■ Excerpts from a figure dataset:
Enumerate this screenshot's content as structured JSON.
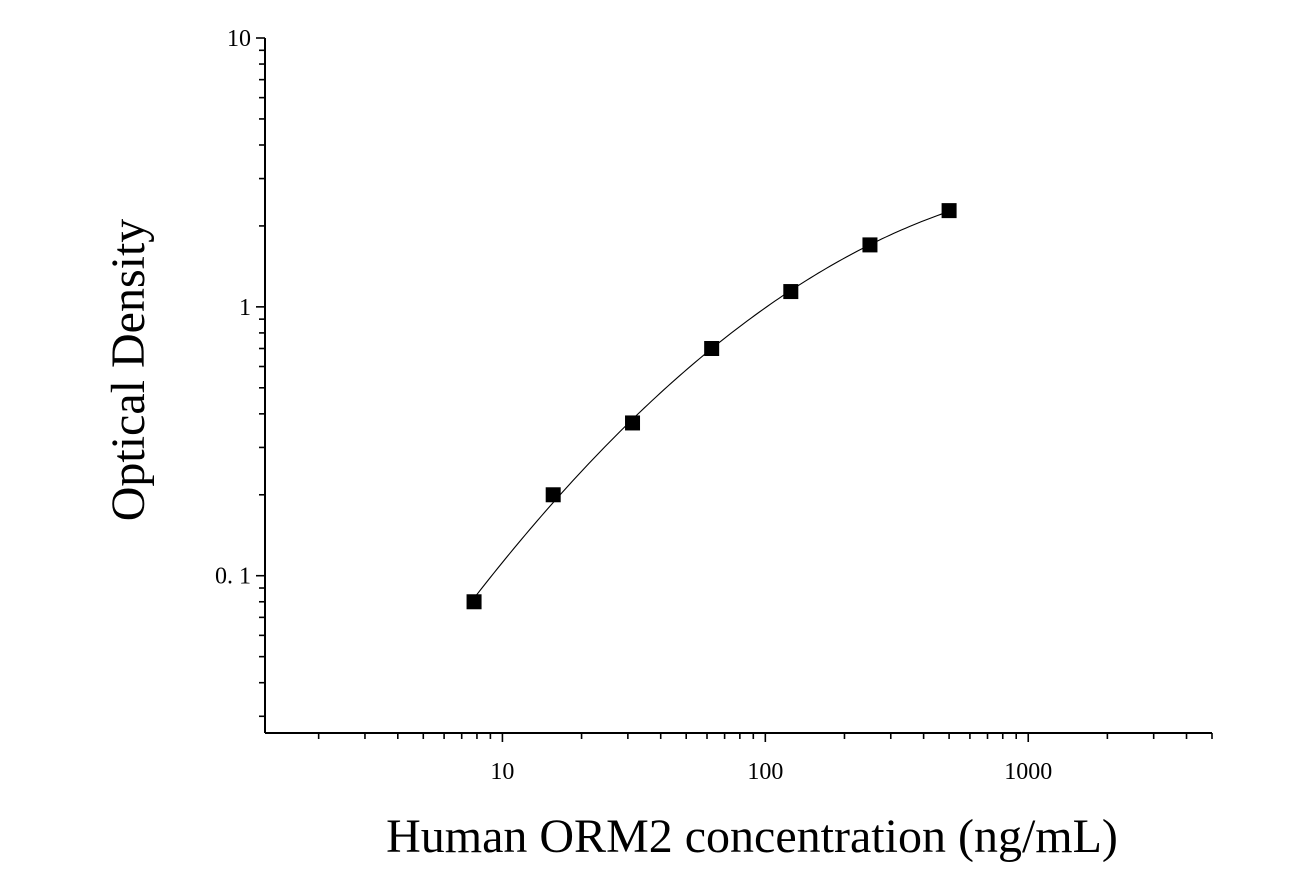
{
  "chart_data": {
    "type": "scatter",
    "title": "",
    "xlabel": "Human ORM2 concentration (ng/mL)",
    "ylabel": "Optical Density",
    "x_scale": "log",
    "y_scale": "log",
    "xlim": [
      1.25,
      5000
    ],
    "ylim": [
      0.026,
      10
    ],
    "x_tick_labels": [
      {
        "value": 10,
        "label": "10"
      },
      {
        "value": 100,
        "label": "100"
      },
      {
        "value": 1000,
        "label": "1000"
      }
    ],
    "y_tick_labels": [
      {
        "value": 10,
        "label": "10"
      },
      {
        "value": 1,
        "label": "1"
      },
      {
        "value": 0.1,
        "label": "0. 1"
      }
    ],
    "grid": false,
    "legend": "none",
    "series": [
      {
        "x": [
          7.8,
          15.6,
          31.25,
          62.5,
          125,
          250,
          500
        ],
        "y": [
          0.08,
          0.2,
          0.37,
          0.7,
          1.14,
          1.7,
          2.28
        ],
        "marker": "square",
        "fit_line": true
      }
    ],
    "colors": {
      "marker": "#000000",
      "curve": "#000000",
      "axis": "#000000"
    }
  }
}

■ DIRECTIONS: Quote everything in the listing above exactly; pictures are the only thing to omit.

■ THE ANSWER:
Enumerate this screenshot's content as structured JSON.
{
  "chart_data": {
    "type": "scatter",
    "title": "",
    "xlabel": "Human ORM2 concentration (ng/mL)",
    "ylabel": "Optical Density",
    "x_scale": "log",
    "y_scale": "log",
    "xlim": [
      1.25,
      5000
    ],
    "ylim": [
      0.026,
      10
    ],
    "x_tick_labels": [
      {
        "value": 10,
        "label": "10"
      },
      {
        "value": 100,
        "label": "100"
      },
      {
        "value": 1000,
        "label": "1000"
      }
    ],
    "y_tick_labels": [
      {
        "value": 10,
        "label": "10"
      },
      {
        "value": 1,
        "label": "1"
      },
      {
        "value": 0.1,
        "label": "0. 1"
      }
    ],
    "grid": false,
    "legend": "none",
    "series": [
      {
        "x": [
          7.8,
          15.6,
          31.25,
          62.5,
          125,
          250,
          500
        ],
        "y": [
          0.08,
          0.2,
          0.37,
          0.7,
          1.14,
          1.7,
          2.28
        ],
        "marker": "square",
        "fit_line": true
      }
    ],
    "colors": {
      "marker": "#000000",
      "curve": "#000000",
      "axis": "#000000"
    }
  }
}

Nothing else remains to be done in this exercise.